RECORDED DATA:

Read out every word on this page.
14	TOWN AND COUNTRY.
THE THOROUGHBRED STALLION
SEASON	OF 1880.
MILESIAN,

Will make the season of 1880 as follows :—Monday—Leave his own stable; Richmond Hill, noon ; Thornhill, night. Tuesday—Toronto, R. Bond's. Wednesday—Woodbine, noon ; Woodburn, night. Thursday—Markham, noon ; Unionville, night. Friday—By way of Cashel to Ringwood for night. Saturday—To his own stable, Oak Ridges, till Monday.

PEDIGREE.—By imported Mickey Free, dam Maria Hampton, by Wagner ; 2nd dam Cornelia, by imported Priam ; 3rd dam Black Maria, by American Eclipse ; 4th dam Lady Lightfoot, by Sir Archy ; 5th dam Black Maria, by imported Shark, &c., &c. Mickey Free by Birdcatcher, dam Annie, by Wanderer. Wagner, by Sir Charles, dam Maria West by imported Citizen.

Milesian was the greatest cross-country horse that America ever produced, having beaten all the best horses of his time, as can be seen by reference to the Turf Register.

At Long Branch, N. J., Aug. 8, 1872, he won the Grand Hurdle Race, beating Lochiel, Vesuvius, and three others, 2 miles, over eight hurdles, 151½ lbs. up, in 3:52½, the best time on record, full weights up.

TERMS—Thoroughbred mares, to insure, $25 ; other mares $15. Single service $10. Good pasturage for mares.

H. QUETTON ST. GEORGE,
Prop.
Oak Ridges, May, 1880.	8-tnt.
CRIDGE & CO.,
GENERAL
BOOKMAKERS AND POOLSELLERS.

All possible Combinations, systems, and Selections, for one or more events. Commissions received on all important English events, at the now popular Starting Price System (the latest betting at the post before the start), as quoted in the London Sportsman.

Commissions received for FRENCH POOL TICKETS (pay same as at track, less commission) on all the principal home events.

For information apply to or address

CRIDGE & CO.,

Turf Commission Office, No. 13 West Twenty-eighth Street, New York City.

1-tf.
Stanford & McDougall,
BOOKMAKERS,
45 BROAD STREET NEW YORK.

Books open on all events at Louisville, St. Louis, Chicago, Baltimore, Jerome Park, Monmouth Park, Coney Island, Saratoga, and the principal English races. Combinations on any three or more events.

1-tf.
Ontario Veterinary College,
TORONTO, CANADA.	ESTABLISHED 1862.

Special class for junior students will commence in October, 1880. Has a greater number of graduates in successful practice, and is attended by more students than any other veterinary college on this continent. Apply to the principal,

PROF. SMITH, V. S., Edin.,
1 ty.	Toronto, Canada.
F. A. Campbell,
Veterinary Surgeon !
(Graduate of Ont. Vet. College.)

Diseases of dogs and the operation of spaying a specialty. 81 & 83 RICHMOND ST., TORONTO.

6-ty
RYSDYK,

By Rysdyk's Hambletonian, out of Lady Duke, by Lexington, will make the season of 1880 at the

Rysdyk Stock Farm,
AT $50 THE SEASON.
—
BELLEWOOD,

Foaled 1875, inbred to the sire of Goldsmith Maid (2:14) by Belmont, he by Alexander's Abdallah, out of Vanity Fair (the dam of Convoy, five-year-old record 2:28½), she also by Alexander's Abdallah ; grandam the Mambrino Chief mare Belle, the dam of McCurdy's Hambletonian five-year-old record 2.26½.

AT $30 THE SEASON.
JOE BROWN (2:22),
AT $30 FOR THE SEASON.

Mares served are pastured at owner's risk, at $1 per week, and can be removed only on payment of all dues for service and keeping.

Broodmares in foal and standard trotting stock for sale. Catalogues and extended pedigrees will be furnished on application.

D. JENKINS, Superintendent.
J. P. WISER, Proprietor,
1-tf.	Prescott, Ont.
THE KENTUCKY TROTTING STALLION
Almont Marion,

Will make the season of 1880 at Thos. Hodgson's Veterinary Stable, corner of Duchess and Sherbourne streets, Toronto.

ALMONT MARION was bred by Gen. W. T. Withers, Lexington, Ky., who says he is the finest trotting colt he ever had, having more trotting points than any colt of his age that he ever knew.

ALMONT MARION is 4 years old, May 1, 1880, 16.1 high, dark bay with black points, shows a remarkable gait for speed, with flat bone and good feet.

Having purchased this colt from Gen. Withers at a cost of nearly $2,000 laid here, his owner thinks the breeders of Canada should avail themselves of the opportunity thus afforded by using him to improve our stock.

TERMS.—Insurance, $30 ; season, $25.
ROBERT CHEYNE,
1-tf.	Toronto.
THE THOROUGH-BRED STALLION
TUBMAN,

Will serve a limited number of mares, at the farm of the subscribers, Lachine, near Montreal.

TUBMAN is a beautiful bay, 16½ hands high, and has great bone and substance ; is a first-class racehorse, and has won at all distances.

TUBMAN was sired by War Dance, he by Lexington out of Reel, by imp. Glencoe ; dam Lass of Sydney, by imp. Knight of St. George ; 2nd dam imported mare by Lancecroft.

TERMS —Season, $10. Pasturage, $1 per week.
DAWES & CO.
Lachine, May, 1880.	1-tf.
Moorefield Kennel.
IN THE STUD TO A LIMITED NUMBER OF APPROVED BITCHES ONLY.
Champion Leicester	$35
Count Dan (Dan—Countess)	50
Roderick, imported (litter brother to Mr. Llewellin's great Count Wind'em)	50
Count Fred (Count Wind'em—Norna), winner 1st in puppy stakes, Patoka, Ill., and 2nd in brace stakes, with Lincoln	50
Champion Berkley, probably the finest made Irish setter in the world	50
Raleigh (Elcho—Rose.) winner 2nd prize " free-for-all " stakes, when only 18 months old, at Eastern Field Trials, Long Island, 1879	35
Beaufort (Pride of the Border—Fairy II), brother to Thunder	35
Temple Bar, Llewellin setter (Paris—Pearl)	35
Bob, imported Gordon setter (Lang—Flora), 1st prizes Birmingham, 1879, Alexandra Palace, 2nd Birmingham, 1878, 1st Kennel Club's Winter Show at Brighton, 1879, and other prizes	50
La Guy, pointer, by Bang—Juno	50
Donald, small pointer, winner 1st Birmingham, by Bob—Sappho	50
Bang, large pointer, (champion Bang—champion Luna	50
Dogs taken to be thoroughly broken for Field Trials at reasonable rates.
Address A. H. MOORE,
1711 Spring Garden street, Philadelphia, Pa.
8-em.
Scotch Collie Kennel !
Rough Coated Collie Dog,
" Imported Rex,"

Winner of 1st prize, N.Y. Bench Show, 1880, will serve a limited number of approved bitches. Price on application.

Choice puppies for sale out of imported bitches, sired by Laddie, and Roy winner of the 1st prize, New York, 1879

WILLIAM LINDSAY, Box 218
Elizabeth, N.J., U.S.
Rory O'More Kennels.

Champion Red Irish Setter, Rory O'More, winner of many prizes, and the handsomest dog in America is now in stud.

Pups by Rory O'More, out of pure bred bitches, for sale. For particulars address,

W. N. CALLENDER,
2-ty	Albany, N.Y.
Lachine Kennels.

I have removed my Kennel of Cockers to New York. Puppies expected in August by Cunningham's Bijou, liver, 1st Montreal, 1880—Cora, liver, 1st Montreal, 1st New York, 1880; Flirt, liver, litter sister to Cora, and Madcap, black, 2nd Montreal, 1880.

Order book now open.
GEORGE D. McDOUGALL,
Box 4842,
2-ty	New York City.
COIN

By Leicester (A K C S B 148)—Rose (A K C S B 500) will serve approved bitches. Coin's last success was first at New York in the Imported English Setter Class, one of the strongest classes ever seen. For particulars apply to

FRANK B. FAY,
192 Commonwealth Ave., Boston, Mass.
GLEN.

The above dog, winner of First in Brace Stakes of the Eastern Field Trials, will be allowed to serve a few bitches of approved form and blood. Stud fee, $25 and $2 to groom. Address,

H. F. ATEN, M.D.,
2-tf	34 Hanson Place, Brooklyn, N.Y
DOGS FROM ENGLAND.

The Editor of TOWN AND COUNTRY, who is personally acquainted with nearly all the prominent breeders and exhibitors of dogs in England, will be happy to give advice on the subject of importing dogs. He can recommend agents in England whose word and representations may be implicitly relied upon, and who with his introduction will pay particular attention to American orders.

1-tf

EXERCISE PROMPT:
Which lines hold the string "finest"? List them all.

WORKED SOLUTION:
ALMONT MARION was bred by Gen. W. T. Withers, Lexington, Ky., who says he is the finest trotting colt he ever had, having more trotting points than any colt of his age that he ever knew.
Champion Berkley, probably the finest made Irish setter in the world	50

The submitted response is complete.